[Raw records]
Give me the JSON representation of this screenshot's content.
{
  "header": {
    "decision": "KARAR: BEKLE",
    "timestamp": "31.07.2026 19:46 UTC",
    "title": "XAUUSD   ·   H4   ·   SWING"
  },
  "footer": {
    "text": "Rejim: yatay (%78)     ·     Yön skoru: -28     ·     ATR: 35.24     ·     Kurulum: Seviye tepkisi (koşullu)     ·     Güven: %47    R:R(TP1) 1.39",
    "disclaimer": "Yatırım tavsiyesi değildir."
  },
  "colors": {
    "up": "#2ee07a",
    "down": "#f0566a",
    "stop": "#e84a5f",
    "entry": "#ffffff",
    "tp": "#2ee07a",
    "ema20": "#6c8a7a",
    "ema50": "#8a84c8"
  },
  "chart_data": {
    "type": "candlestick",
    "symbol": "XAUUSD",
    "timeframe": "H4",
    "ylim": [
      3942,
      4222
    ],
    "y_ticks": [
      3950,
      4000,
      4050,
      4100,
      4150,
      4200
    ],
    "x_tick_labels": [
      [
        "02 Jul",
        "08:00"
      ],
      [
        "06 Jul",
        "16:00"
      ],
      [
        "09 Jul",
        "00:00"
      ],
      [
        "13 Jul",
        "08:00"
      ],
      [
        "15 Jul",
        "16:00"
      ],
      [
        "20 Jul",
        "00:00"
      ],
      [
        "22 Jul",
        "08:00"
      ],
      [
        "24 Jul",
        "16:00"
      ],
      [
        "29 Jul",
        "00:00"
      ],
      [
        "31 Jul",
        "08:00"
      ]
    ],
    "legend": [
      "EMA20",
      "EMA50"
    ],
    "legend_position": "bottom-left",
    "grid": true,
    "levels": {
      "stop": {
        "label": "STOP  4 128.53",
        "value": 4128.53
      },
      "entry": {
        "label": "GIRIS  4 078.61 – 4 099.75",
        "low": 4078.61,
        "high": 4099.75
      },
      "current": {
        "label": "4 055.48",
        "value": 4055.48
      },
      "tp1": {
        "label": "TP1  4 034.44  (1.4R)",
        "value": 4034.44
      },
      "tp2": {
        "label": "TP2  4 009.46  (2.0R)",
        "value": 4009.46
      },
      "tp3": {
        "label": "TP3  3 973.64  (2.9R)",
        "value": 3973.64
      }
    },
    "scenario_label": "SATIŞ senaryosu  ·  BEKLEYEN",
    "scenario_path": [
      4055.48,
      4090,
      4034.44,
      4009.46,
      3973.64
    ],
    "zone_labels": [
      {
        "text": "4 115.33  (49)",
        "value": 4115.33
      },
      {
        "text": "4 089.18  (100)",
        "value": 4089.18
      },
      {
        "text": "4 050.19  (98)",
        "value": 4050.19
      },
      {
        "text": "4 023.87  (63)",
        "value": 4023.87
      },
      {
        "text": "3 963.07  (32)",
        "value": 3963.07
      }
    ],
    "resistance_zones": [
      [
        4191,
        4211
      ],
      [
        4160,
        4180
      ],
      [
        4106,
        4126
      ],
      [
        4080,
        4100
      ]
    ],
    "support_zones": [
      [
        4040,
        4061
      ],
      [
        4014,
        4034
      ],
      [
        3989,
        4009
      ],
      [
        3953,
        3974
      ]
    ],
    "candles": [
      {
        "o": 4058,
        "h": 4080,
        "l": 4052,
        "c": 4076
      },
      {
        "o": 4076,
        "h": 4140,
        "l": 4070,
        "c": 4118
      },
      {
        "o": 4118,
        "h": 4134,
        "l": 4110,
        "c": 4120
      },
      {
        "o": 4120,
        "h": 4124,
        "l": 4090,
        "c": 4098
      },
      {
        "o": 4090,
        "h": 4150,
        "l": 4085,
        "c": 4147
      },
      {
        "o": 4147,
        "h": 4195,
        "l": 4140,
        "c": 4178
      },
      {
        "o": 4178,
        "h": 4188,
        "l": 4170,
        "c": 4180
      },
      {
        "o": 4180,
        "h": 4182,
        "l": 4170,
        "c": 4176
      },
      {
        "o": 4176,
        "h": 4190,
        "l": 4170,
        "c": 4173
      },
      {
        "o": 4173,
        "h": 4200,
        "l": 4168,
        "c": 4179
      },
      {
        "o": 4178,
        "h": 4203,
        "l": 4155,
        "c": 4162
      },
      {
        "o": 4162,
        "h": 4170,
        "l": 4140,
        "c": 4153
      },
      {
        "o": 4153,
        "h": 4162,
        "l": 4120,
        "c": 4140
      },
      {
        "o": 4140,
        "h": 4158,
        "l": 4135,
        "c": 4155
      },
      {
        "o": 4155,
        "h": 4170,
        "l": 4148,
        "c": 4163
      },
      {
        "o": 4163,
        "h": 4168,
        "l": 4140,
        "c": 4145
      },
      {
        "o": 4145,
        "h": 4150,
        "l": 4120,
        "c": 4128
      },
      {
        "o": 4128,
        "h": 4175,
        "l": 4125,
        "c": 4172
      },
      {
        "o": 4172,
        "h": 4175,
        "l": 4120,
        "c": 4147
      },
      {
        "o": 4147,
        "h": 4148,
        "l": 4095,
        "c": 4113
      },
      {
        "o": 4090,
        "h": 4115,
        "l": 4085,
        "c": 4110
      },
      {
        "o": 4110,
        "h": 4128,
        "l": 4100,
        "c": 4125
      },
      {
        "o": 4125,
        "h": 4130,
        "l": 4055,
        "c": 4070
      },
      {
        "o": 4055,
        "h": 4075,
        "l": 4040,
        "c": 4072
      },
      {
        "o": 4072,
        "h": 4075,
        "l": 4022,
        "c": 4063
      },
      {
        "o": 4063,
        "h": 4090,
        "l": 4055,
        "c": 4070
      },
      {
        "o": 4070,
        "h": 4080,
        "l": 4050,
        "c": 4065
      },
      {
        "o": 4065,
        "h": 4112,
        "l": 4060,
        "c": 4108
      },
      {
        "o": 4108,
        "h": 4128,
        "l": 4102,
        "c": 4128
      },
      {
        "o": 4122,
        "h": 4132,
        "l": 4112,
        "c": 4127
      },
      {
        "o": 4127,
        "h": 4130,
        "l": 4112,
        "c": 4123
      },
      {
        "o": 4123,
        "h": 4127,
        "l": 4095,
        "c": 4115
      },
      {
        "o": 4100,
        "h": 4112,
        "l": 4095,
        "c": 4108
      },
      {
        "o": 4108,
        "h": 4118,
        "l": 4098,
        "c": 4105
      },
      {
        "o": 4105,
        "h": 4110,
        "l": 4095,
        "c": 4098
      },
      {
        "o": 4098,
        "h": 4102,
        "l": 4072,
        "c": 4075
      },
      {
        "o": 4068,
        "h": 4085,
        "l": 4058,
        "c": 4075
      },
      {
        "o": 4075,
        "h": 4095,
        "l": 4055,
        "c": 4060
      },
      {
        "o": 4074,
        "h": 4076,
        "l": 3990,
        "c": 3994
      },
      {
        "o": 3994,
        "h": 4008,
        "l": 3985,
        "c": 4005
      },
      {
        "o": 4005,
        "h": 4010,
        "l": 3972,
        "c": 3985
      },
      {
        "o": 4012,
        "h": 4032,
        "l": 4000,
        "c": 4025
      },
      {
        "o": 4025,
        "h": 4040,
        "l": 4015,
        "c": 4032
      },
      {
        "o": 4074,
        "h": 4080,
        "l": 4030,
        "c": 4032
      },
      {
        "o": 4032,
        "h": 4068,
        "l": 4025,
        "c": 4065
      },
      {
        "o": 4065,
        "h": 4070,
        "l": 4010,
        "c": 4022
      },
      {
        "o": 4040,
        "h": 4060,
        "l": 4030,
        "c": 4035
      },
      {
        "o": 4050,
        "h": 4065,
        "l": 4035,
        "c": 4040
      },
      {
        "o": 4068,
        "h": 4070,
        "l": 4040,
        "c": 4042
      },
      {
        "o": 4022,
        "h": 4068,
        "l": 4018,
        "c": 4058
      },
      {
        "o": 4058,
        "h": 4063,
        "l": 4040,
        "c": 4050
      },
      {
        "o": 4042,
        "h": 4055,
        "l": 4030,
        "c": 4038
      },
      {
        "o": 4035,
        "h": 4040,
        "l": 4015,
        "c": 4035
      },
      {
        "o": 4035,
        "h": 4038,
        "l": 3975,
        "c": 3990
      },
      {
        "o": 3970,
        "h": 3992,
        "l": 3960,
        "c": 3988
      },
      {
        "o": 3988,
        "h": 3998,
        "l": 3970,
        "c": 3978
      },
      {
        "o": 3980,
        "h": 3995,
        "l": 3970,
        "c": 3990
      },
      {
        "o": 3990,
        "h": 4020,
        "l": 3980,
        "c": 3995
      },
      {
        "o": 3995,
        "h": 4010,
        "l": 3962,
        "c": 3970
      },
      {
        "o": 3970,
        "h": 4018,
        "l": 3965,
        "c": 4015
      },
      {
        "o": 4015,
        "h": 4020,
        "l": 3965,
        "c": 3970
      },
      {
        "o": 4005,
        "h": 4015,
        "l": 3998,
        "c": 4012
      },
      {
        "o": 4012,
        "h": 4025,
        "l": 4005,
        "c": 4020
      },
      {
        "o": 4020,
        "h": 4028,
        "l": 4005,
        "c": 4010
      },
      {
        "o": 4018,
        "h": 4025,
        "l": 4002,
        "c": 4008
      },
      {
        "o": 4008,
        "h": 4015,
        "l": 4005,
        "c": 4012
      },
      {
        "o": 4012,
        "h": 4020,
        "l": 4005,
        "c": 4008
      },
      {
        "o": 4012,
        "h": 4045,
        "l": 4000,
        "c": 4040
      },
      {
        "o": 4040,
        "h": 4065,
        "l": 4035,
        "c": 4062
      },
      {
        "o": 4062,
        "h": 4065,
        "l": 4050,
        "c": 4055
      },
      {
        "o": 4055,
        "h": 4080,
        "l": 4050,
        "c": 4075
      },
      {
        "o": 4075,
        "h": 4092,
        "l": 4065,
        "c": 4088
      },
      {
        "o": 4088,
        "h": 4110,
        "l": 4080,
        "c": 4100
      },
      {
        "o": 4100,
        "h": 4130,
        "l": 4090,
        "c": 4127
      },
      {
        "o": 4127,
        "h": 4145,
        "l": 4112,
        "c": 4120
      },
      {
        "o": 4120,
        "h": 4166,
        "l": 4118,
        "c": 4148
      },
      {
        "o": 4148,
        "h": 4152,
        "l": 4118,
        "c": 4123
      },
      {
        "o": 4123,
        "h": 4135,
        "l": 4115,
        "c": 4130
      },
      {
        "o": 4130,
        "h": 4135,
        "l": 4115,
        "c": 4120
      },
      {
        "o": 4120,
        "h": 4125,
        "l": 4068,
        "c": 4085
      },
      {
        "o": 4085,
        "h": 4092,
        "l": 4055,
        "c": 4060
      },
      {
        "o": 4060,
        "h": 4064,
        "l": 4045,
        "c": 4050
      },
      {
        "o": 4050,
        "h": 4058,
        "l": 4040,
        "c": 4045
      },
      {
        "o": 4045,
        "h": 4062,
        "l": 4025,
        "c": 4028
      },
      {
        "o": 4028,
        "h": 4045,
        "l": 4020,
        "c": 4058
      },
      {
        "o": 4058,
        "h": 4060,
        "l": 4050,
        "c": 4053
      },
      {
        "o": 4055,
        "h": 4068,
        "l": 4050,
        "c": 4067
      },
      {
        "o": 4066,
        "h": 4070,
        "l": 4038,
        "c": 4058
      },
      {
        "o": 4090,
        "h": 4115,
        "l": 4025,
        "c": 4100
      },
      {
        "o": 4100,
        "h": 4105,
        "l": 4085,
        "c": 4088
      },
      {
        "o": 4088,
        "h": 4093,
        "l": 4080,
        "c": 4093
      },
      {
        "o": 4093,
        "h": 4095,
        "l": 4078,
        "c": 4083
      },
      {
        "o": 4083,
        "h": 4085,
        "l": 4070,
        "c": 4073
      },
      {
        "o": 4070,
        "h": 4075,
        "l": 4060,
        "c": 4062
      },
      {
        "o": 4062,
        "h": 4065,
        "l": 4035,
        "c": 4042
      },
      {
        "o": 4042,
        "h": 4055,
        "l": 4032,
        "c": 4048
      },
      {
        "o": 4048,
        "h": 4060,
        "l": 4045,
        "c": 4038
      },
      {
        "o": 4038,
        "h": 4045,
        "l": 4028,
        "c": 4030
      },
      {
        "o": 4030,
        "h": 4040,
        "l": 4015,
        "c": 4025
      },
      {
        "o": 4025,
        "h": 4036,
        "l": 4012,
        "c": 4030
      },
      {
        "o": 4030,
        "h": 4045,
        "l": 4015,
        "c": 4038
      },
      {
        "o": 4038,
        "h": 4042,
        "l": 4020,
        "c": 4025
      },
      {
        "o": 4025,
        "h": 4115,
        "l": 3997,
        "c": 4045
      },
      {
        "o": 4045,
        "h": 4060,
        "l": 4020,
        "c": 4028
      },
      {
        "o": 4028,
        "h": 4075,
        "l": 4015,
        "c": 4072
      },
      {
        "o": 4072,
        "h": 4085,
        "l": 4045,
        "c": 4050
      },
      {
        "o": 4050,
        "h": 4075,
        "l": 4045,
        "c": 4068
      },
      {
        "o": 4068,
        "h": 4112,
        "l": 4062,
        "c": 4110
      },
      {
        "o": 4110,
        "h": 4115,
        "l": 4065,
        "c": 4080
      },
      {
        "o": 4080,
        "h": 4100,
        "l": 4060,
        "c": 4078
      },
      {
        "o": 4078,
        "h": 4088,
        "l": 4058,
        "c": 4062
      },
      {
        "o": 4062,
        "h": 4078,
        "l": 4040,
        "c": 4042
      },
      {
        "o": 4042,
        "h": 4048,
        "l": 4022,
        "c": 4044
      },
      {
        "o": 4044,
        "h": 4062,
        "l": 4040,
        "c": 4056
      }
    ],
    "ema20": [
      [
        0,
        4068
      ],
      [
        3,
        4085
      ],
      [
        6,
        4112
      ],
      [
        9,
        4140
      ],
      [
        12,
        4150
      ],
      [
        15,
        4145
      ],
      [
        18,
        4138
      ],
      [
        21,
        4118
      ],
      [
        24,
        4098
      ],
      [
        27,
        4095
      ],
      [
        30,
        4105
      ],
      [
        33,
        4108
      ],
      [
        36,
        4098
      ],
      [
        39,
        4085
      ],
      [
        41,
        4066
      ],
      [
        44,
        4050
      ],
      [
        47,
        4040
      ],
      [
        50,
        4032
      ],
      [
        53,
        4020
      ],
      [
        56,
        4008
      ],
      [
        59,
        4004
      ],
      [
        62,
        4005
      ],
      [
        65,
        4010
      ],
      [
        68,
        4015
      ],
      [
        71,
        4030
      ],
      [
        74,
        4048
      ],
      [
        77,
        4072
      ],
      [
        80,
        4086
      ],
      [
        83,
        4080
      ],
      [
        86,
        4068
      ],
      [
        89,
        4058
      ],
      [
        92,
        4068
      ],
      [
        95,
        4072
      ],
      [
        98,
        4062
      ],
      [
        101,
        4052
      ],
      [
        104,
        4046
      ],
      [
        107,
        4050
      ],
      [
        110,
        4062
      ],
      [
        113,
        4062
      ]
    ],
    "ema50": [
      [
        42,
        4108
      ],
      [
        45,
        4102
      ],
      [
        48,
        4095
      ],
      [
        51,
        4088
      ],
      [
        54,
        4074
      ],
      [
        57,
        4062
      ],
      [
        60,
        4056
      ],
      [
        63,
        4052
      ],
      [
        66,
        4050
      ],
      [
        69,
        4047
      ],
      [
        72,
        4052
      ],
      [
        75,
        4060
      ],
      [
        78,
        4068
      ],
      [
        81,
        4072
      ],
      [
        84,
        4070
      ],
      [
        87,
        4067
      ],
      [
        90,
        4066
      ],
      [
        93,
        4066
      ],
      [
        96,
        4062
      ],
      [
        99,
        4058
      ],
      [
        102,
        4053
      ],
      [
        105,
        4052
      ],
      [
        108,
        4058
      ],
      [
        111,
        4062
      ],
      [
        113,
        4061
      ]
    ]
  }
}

§ **What to do**: Establish how many lines of the material above hold the word "value". Nothing but the count should be returned.

§ **The solution**: 10